_Written instruction_
Leave out the pictures and repeat everything else in the records exactly.

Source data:
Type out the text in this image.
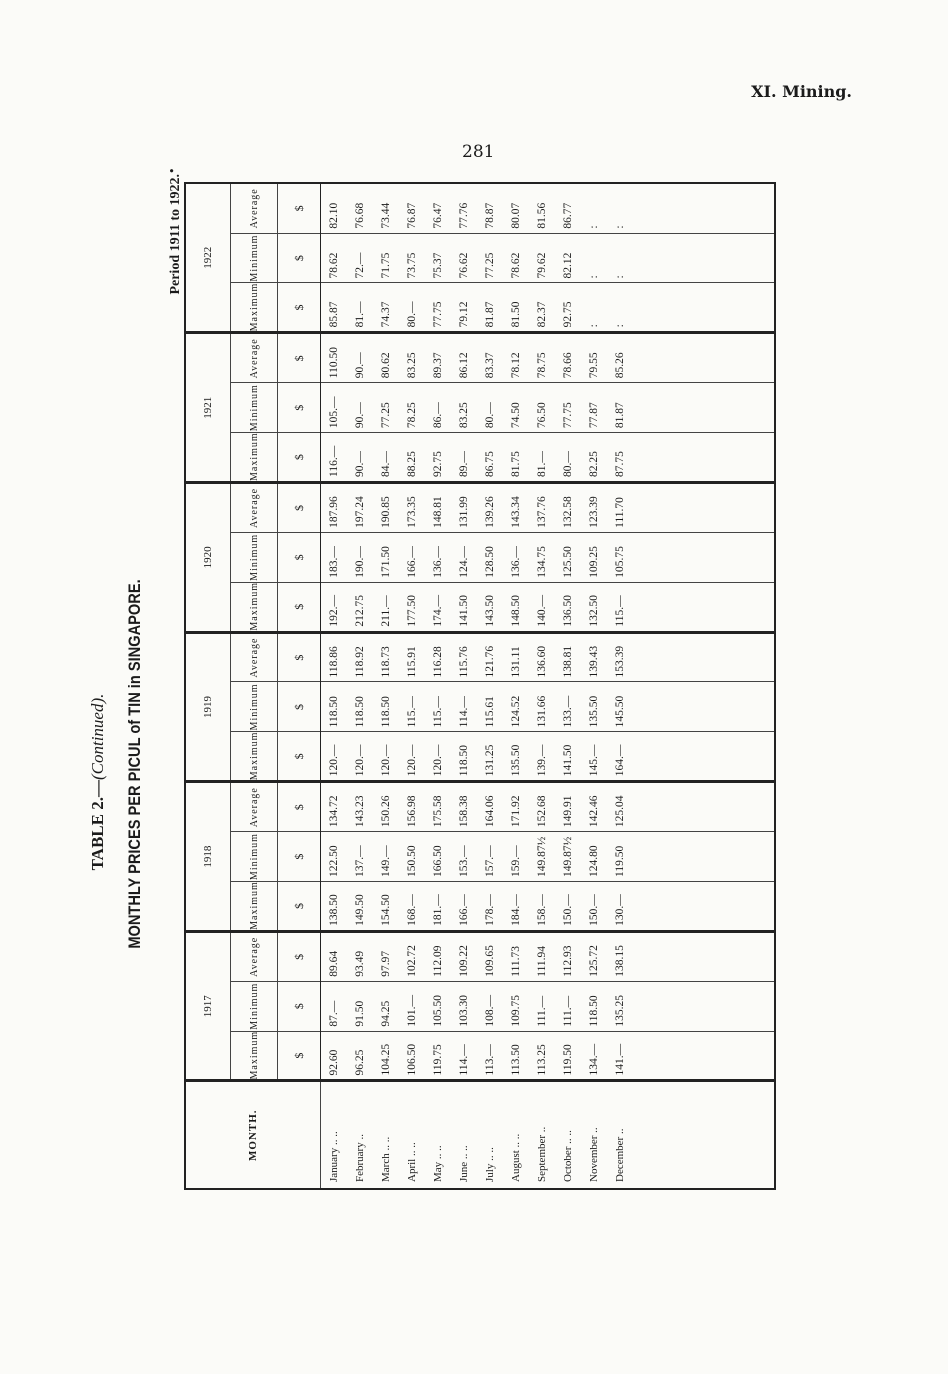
XI. Mining.
281
TABLE 2.—(Continued). MONTHLY PRICES PER PICUL of TIN in SINGAPORE.
Period 1911 to 1922.
•
MONTH.	1917			1918			1919			1920			1921			1922		
	Maximum	Minimum	Average	Maximum	Minimum	Average	Maximum	Minimum	Average	Maximum	Minimum	Average	Maximum	Minimum	Average	Maximum	Minimum	Average
	$	$	$	$	$	$	$	$	$	$	$	$	$	$	$	$	$	$
January .. ..	92.60	87.—	89.64	138.50	122.50	134.72	120.—	118.50	118.86	192.—	183.—	187.96	116.—	105.—	110.50	85.87	78.62	82.10
February ..	96.25	91.50	93.49	149.50	137.—	143.23	120.—	118.50	118.92	212.75	190.—	197.24	90.—	90.—	90.—	81.—	72.—	76.68
March .. ..	104.25	94.25	97.97	154.50	149.—	150.26	120.—	118.50	118.73	211.—	171.50	190.85	84.—	77.25	80.62	74.37	71.75	73.44
April .. ..	106.50	101.—	102.72	168.—	150.50	156.98	120.—	115.—	115.91	177.50	166.—	173.35	88.25	78.25	83.25	80.—	73.75	76.87
May .. ..	119.75	105.50	112.09	181.—	166.50	175.58	120.—	115.—	116.28	174.—	136.—	148.81	92.75	86.—	89.37	77.75	75.37	76.47
June .. ..	114.—	103.30	109.22	166.—	153.—	158.38	118.50	114.—	115.76	141.50	124.—	131.99	89.—	83.25	86.12	79.12	76.62	77.76
July .. ..	113.—	108.—	109.65	178.—	157.—	164.06	131.25	115.61	121.76	143.50	128.50	139.26	86.75	80.—	83.37	81.87	77.25	78.87
August .. ..	113.50	109.75	111.73	184.—	159.—	171.92	135.50	124.52	131.11	148.50	136.—	143.34	81.75	74.50	78.12	81.50	78.62	80.07
September ..	113.25	111.—	111.94	158.—	149.87½	152.68	139.—	131.66	136.60	140.—	134.75	137.76	81.—	76.50	78.75	82.37	79.62	81.56
October .. ..	119.50	111.—	112.93	150.—	149.87½	149.91	141.50	133.—	138.81	136.50	125.50	132.58	80.—	77.75	78.66	92.75	82.12	86.77
November ..	134.—	118.50	125.72	150.—	124.80	142.46	145.—	135.50	139.43	132.50	109.25	123.39	82.25	77.87	79.55	:	:	:
December ..	141.—	135.25	138.15	130.—	119.50	125.04	164.—	145.50	153.39	115.—	105.75	111.70	87.75	81.87	85.26	:	:	:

_Solution to the exercise_
Type out the text in this image.
XI. Mining.
281
TABLE 2.—(Continued). MONTHLY PRICES PER PICUL of TIN in SINGAPORE.
Period 1911 to 1922.
•
MONTH.	1917			1918			1919			1920			1921			1922		
	Maximum	Minimum	Average	Maximum	Minimum	Average	Maximum	Minimum	Average	Maximum	Minimum	Average	Maximum	Minimum	Average	Maximum	Minimum	Average
	$	$	$	$	$	$	$	$	$	$	$	$	$	$	$	$	$	$
January .. ..	92.60	87.—	89.64	138.50	122.50	134.72	120.—	118.50	118.86	192.—	183.—	187.96	116.—	105.—	110.50	85.87	78.62	82.10
February ..	96.25	91.50	93.49	149.50	137.—	143.23	120.—	118.50	118.92	212.75	190.—	197.24	90.—	90.—	90.—	81.—	72.—	76.68
March .. ..	104.25	94.25	97.97	154.50	149.—	150.26	120.—	118.50	118.73	211.—	171.50	190.85	84.—	77.25	80.62	74.37	71.75	73.44
April .. ..	106.50	101.—	102.72	168.—	150.50	156.98	120.—	115.—	115.91	177.50	166.—	173.35	88.25	78.25	83.25	80.—	73.75	76.87
May .. ..	119.75	105.50	112.09	181.—	166.50	175.58	120.—	115.—	116.28	174.—	136.—	148.81	92.75	86.—	89.37	77.75	75.37	76.47
June .. ..	114.—	103.30	109.22	166.—	153.—	158.38	118.50	114.—	115.76	141.50	124.—	131.99	89.—	83.25	86.12	79.12	76.62	77.76
July .. ..	113.—	108.—	109.65	178.—	157.—	164.06	131.25	115.61	121.76	143.50	128.50	139.26	86.75	80.—	83.37	81.87	77.25	78.87
August .. ..	113.50	109.75	111.73	184.—	159.—	171.92	135.50	124.52	131.11	148.50	136.—	143.34	81.75	74.50	78.12	81.50	78.62	80.07
September ..	113.25	111.—	111.94	158.—	149.87½	152.68	139.—	131.66	136.60	140.—	134.75	137.76	81.—	76.50	78.75	82.37	79.62	81.56
October .. ..	119.50	111.—	112.93	150.—	149.87½	149.91	141.50	133.—	138.81	136.50	125.50	132.58	80.—	77.75	78.66	92.75	82.12	86.77
November ..	134.—	118.50	125.72	150.—	124.80	142.46	145.—	135.50	139.43	132.50	109.25	123.39	82.25	77.87	79.55	:	:	:
December ..	141.—	135.25	138.15	130.—	119.50	125.04	164.—	145.50	153.39	115.—	105.75	111.70	87.75	81.87	85.26	:	:	:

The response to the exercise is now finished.